• Provided entries:

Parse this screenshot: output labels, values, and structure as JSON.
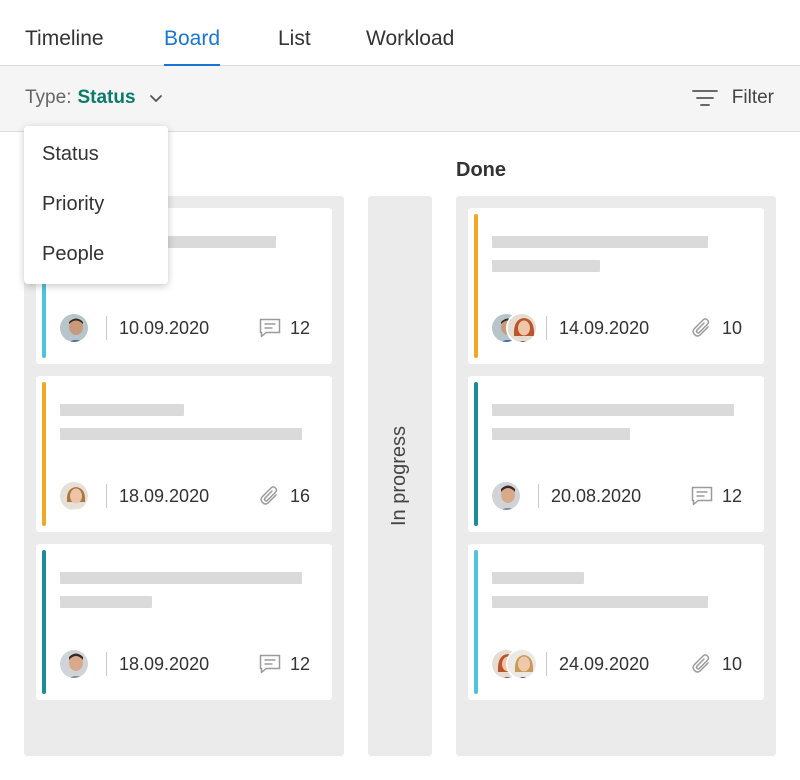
{
  "tabs": [
    {
      "label": "Timeline",
      "active": false
    },
    {
      "label": "Board",
      "active": true
    },
    {
      "label": "List",
      "active": false
    },
    {
      "label": "Workload",
      "active": false
    }
  ],
  "toolbar": {
    "type_label": "Type:",
    "type_value": "Status",
    "filter_label": "Filter"
  },
  "dropdown": {
    "options": [
      "Status",
      "Priority",
      "People"
    ]
  },
  "columns": {
    "collapsed_label": "In progress",
    "done_title": "Done"
  },
  "cards": [
    {
      "date": "10.09.2020",
      "meta_icon": "comment-icon",
      "count": "12",
      "stripe": "#4fc3dc"
    },
    {
      "date": "18.09.2020",
      "meta_icon": "attachment-icon",
      "count": "16",
      "stripe": "#f5a623"
    },
    {
      "date": "18.09.2020",
      "meta_icon": "comment-icon",
      "count": "12",
      "stripe": "#1b8a9a"
    },
    {
      "date": "14.09.2020",
      "meta_icon": "attachment-icon",
      "count": "10",
      "stripe": "#f5a623"
    },
    {
      "date": "20.08.2020",
      "meta_icon": "comment-icon",
      "count": "12",
      "stripe": "#1b8a9a"
    },
    {
      "date": "24.09.2020",
      "meta_icon": "attachment-icon",
      "count": "10",
      "stripe": "#4fc3dc"
    }
  ],
  "colors": {
    "accent": "#1976d2",
    "status_value": "#0b7a6a"
  }
}
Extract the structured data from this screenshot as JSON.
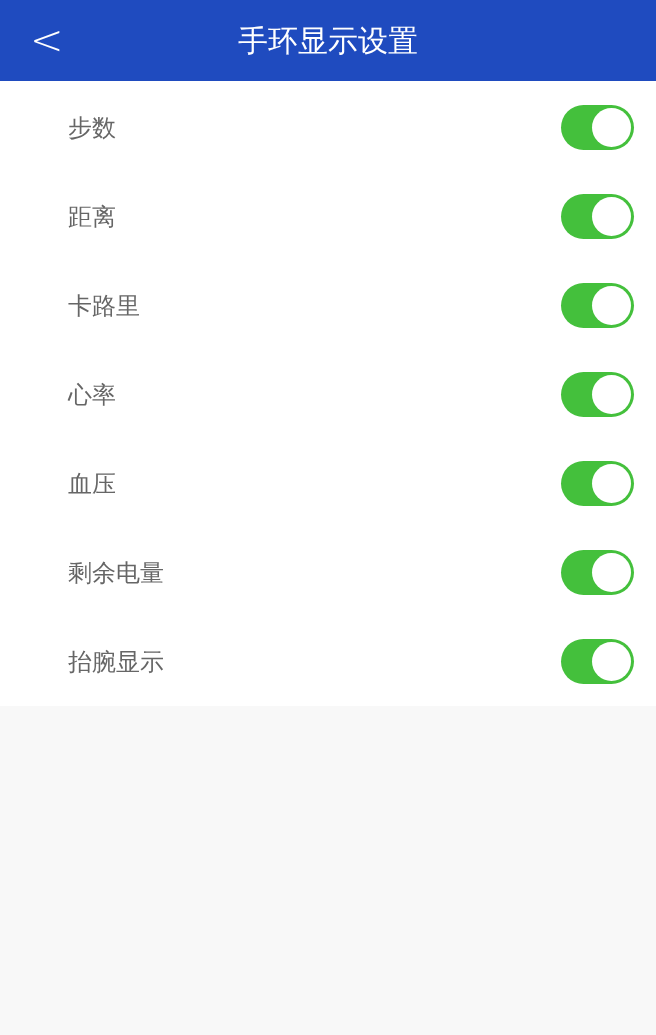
{
  "header": {
    "back": "<",
    "title": "手环显示设置"
  },
  "settings": [
    {
      "label": "步数",
      "on": true
    },
    {
      "label": "距离",
      "on": true
    },
    {
      "label": "卡路里",
      "on": true
    },
    {
      "label": "心率",
      "on": true
    },
    {
      "label": "血压",
      "on": true
    },
    {
      "label": "剩余电量",
      "on": true
    },
    {
      "label": "抬腕显示",
      "on": true
    }
  ]
}
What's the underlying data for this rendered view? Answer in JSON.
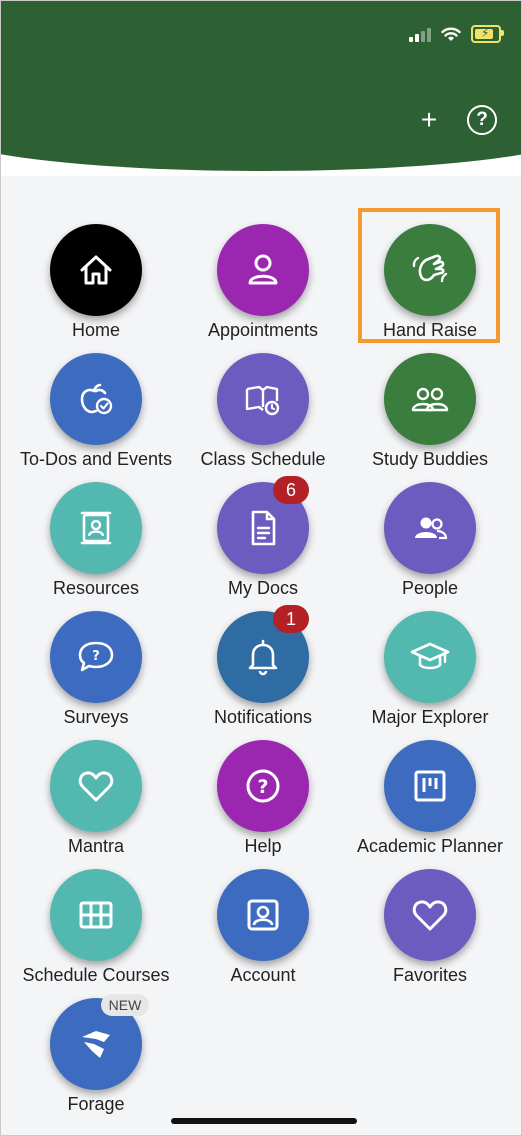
{
  "header": {
    "add_label": "+",
    "help_label": "?"
  },
  "tiles": [
    {
      "label": "Home",
      "icon": "home-icon",
      "color": "#000000"
    },
    {
      "label": "Appointments",
      "icon": "person-icon",
      "color": "#9b27b0"
    },
    {
      "label": "Hand Raise",
      "icon": "hand-raise-icon",
      "color": "#3a7d3f"
    },
    {
      "label": "To-Dos and Events",
      "icon": "apple-check-icon",
      "color": "#3d6bbf"
    },
    {
      "label": "Class Schedule",
      "icon": "book-watch-icon",
      "color": "#6c5cbf"
    },
    {
      "label": "Study Buddies",
      "icon": "study-buddies-icon",
      "color": "#3a7d3f"
    },
    {
      "label": "Resources",
      "icon": "contact-card-icon",
      "color": "#53b9b0"
    },
    {
      "label": "My Docs",
      "icon": "document-icon",
      "color": "#6c5cbf"
    },
    {
      "label": "People",
      "icon": "people-icon",
      "color": "#6c5cbf"
    },
    {
      "label": "Surveys",
      "icon": "speech-question-icon",
      "color": "#3d6bbf"
    },
    {
      "label": "Notifications",
      "icon": "bell-icon",
      "color": "#2f6ca3"
    },
    {
      "label": "Major Explorer",
      "icon": "graduation-cap-icon",
      "color": "#53b9b0"
    },
    {
      "label": "Mantra",
      "icon": "heart-icon",
      "color": "#53b9b0"
    },
    {
      "label": "Help",
      "icon": "help-circle-icon",
      "color": "#9b27b0"
    },
    {
      "label": "Academic Planner",
      "icon": "planner-board-icon",
      "color": "#3d6bbf"
    },
    {
      "label": "Schedule Courses",
      "icon": "grid-calendar-icon",
      "color": "#53b9b0"
    },
    {
      "label": "Account",
      "icon": "account-card-icon",
      "color": "#3d6bbf"
    },
    {
      "label": "Favorites",
      "icon": "heart-icon",
      "color": "#6c5cbf"
    },
    {
      "label": "Forage",
      "icon": "forage-logo-icon",
      "color": "#3d6bbf"
    }
  ],
  "badges": {
    "my_docs_count": "6",
    "notifications_count": "1",
    "forage_new": "NEW"
  },
  "colors": {
    "header_green": "#2d6133",
    "highlight": "#f39a32",
    "badge_red": "#b32025"
  }
}
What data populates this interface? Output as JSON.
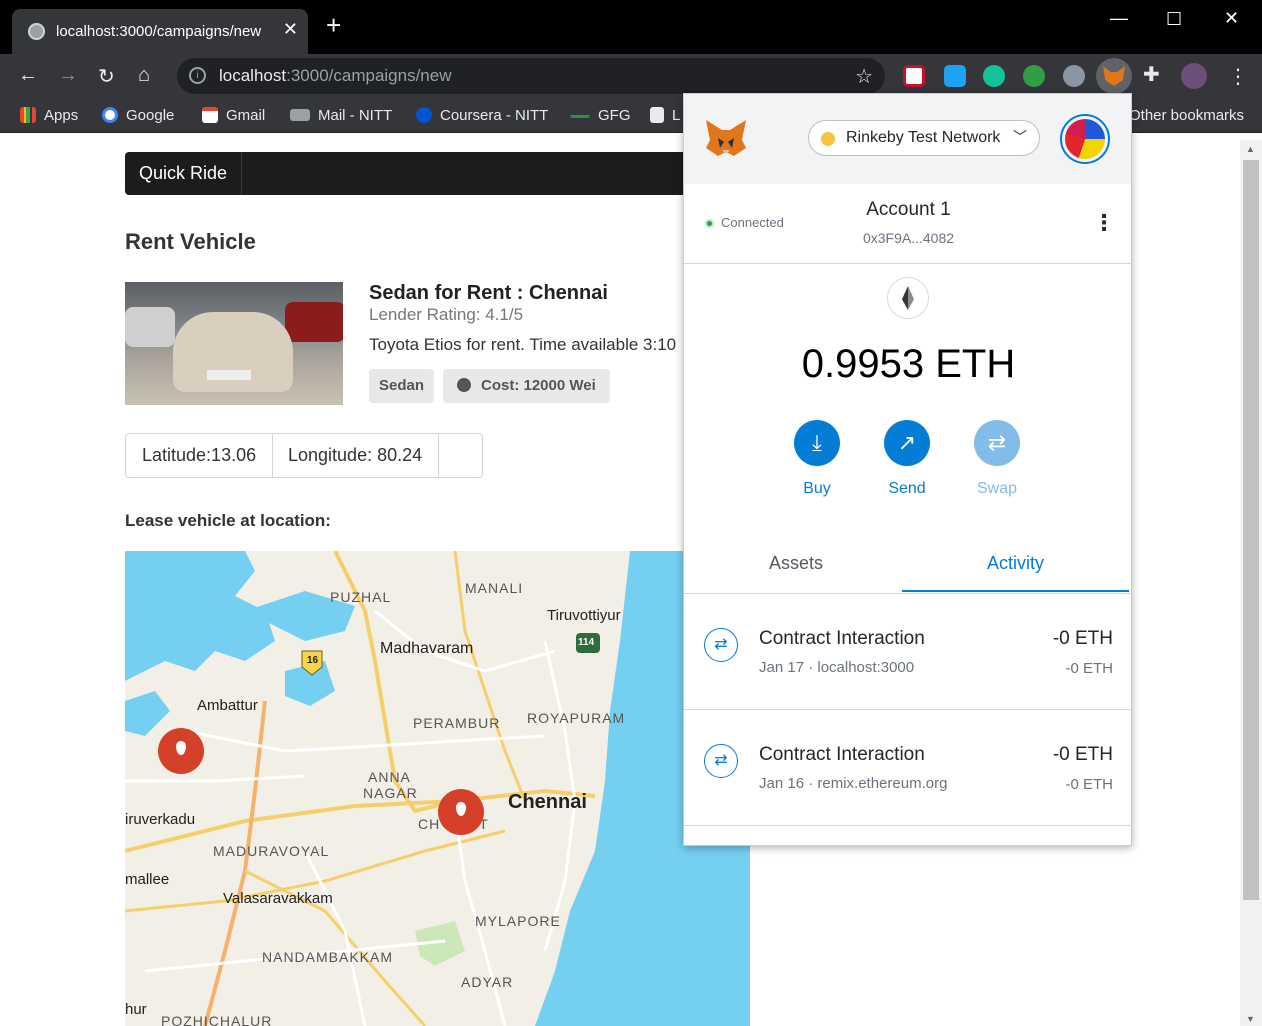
{
  "browser": {
    "tab_title": "localhost:3000/campaigns/new",
    "url_host": "localhost",
    "url_rest": ":3000/campaigns/new",
    "bookmarks": [
      "Apps",
      "Google",
      "Gmail",
      "Mail - NITT",
      "Coursera - NITT",
      "GFG",
      "L"
    ],
    "other_bookmarks": "Other bookmarks"
  },
  "page": {
    "brand": "Quick Ride",
    "heading": "Rent Vehicle",
    "card": {
      "title": "Sedan for Rent : Chennai",
      "meta": "Lender Rating: 4.1/5",
      "description": "Toyota Etios for rent. Time available 3:10",
      "label_type": "Sedan",
      "label_cost": "Cost: 12000 Wei"
    },
    "latitude": "Latitude:13.06",
    "longitude": "Longitude: 80.24",
    "lease_label": "Lease vehicle at location:",
    "map_labels": {
      "puzhal": "PUZHAL",
      "manali": "MANALI",
      "tiruvottiyur": "Tiruvottiyur",
      "madhavaram": "Madhavaram",
      "ambattur": "Ambattur",
      "perambur": "PERAMBUR",
      "royapuram": "ROYAPURAM",
      "anna": "ANNA",
      "nagar": "NAGAR",
      "chennai": "Chennai",
      "chetpet": "CH        T",
      "iruverkadu": "iruverkadu",
      "maduravoyal": "MADURAVOYAL",
      "mallee": "mallee",
      "valasaravakkam": "Valasaravakkam",
      "mylapore": "MYLAPORE",
      "nandambakkam": "NANDAMBAKKAM",
      "adyar": "ADYAR",
      "pozhichalur": "POZHICHALUR",
      "hur": "hur",
      "shield_16": "16",
      "shield_114": "114"
    }
  },
  "metamask": {
    "network": "Rinkeby Test Network",
    "connected": "Connected",
    "account_name": "Account 1",
    "account_address": "0x3F9A...4082",
    "balance": "0.9953 ETH",
    "actions": {
      "buy": "Buy",
      "send": "Send",
      "swap": "Swap"
    },
    "tabs": {
      "assets": "Assets",
      "activity": "Activity"
    },
    "transactions": [
      {
        "title": "Contract Interaction",
        "subtitle": "Jan 17 · localhost:3000",
        "amount": "-0 ETH",
        "fiat": "-0 ETH"
      },
      {
        "title": "Contract Interaction",
        "subtitle": "Jan 16 · remix.ethereum.org",
        "amount": "-0 ETH",
        "fiat": "-0 ETH"
      }
    ]
  },
  "colors": {
    "metamask_blue": "#037dd6",
    "pin_red": "#d5402b",
    "map_water": "#75cff0",
    "navbar_dark": "#1b1c1d"
  }
}
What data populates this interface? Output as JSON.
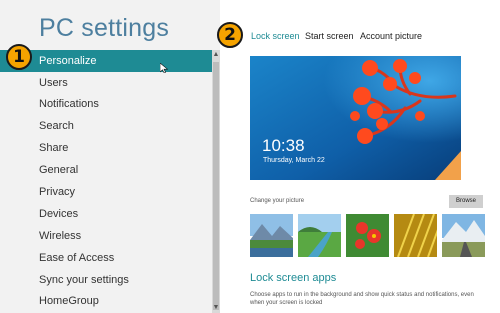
{
  "app": {
    "title": "PC settings"
  },
  "nav": {
    "items": [
      {
        "label": "Personalize"
      },
      {
        "label": "Users"
      },
      {
        "label": "Notifications"
      },
      {
        "label": "Search"
      },
      {
        "label": "Share"
      },
      {
        "label": "General"
      },
      {
        "label": "Privacy"
      },
      {
        "label": "Devices"
      },
      {
        "label": "Wireless"
      },
      {
        "label": "Ease of Access"
      },
      {
        "label": "Sync your settings"
      },
      {
        "label": "HomeGroup"
      }
    ],
    "selected": "Personalize"
  },
  "badges": {
    "one": "1",
    "two": "2"
  },
  "tabs": [
    {
      "label": "Lock screen"
    },
    {
      "label": "Start screen"
    },
    {
      "label": "Account picture"
    }
  ],
  "preview": {
    "time": "10:38",
    "date": "Thursday, March 22"
  },
  "picture": {
    "change_label": "Change your picture",
    "browse_label": "Browse"
  },
  "lock_apps": {
    "title": "Lock screen apps",
    "description": "Choose apps to run in the background and show quick status and notifications, even when your screen is locked"
  },
  "colors": {
    "accent": "#1e8b94",
    "title": "#4d7f9f",
    "badge": "#f5a300"
  }
}
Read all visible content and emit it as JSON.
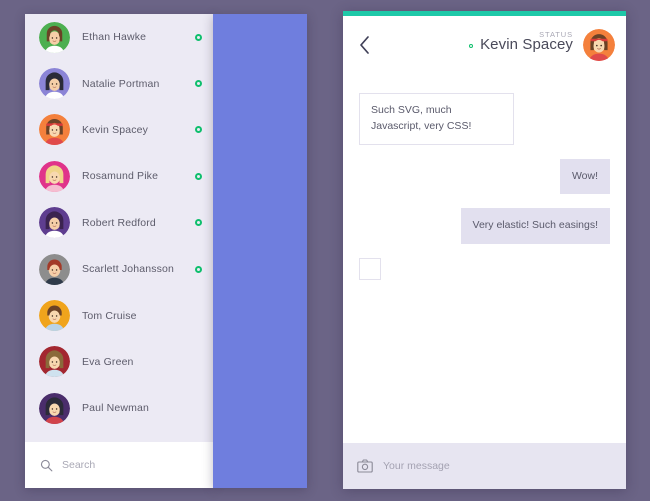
{
  "theme": {
    "background": "#6b6486",
    "card_background": "#eceaf4",
    "blue_panel": "#6f7ede",
    "accent_teal": "#1ec9a8",
    "online_green": "#0fbf6d",
    "bubble_out": "#e2e0ef",
    "text_primary": "#5d5c6b",
    "text_muted": "#a9a8b5"
  },
  "contacts_panel": {
    "contacts": [
      {
        "name": "Ethan Hawke",
        "online": true,
        "avatar": {
          "ring": "#4caf50",
          "face": "#f6cfa8",
          "hair": "#6b4226",
          "body": "#ffffff",
          "style": "hood"
        }
      },
      {
        "name": "Natalie Portman",
        "online": true,
        "avatar": {
          "ring": "#8b84d6",
          "face": "#f6cfa8",
          "hair": "#2b2b38",
          "body": "#ffffff",
          "style": "bob"
        }
      },
      {
        "name": "Kevin Spacey",
        "online": true,
        "avatar": {
          "ring": "#f4803c",
          "face": "#f8d8b0",
          "hair": "#6b4226",
          "body": "#e04a4a",
          "style": "headband"
        }
      },
      {
        "name": "Rosamund Pike",
        "online": true,
        "avatar": {
          "ring": "#e0338a",
          "face": "#f8d8b0",
          "hair": "#f0d48a",
          "body": "#f5bdd0",
          "style": "long"
        }
      },
      {
        "name": "Robert Redford",
        "online": true,
        "avatar": {
          "ring": "#5e3d8f",
          "face": "#f6cfa8",
          "hair": "#3b2350",
          "body": "#ffffff",
          "style": "bob"
        }
      },
      {
        "name": "Scarlett Johansson",
        "online": true,
        "avatar": {
          "ring": "#8d8d8d",
          "face": "#f6cfa8",
          "hair": "#a33a28",
          "body": "#2f3b4a",
          "style": "suit"
        }
      },
      {
        "name": "Tom Cruise",
        "online": false,
        "avatar": {
          "ring": "#f0a41c",
          "face": "#f8d8b0",
          "hair": "#6b4226",
          "body": "#b9d3e8",
          "style": "short"
        }
      },
      {
        "name": "Eva Green",
        "online": false,
        "avatar": {
          "ring": "#a32730",
          "face": "#f8d8b0",
          "hair": "#8a6a3a",
          "body": "#cfe2ef",
          "style": "long"
        }
      },
      {
        "name": "Paul Newman",
        "online": false,
        "avatar": {
          "ring": "#4a2d6b",
          "face": "#f8d8b0",
          "hair": "#2b2b38",
          "body": "#d1434b",
          "style": "long"
        }
      }
    ],
    "search": {
      "placeholder": "Search",
      "value": "",
      "icon": "search-icon"
    }
  },
  "chat_panel": {
    "header": {
      "back_icon": "chevron-left-icon",
      "status_label": "STATUS",
      "contact_name": "Kevin Spacey",
      "online": true,
      "avatar": {
        "ring": "#f4803c",
        "face": "#f8d8b0",
        "hair": "#6b4226",
        "body": "#e04a4a",
        "style": "headband"
      }
    },
    "messages": [
      {
        "id": "m1",
        "direction": "in",
        "text": "Such SVG, much Javascript, very CSS!"
      },
      {
        "id": "m2",
        "direction": "out",
        "text": "Wow!"
      },
      {
        "id": "m3",
        "direction": "out",
        "text": "Very elastic! Such easings!"
      },
      {
        "id": "m4",
        "direction": "in",
        "text": ""
      }
    ],
    "composer": {
      "camera_icon": "camera-icon",
      "placeholder": "Your message",
      "value": ""
    }
  }
}
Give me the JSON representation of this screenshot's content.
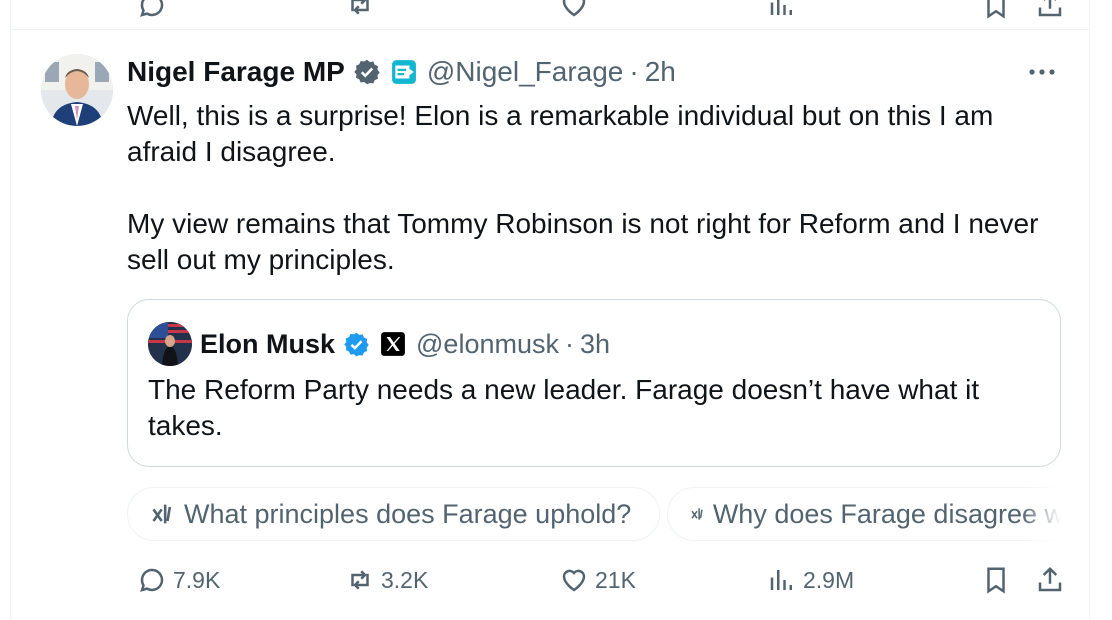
{
  "tweet": {
    "author_name": "Nigel Farage MP",
    "handle": "@Nigel_Farage",
    "separator": "·",
    "time": "2h",
    "text_paragraphs": [
      "Well, this is a surprise! Elon is a remarkable individual but on this I am afraid I disagree.",
      "My view remains that Tommy Robinson is not right for Reform and I never sell out my principles."
    ]
  },
  "quoted_tweet": {
    "author_name": "Elon Musk",
    "handle": "@elonmusk",
    "separator": "·",
    "time": "3h",
    "text": "The Reform Party needs a new leader. Farage doesn’t have what it takes."
  },
  "grok_chips": [
    "What principles does Farage uphold?",
    "Why does Farage disagree w"
  ],
  "actions": {
    "replies": "7.9K",
    "reposts": "3.2K",
    "likes": "21K",
    "views": "2.9M"
  },
  "colors": {
    "verified_blue": "#1d9bf0",
    "text_primary": "#0f1419",
    "text_secondary": "#536471",
    "border": "#cfd9de",
    "reform_cyan": "#12b6cf"
  },
  "icons": [
    "verified-badge-icon",
    "reform-uk-affiliate-icon",
    "x-logo-icon",
    "more-icon",
    "grok-icon",
    "reply-icon",
    "repost-icon",
    "like-icon",
    "views-icon",
    "bookmark-icon",
    "share-icon"
  ]
}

• Exercise details: Report how many lines in the data contain the word "settings", with no words besides the number.

• Exercise response: 3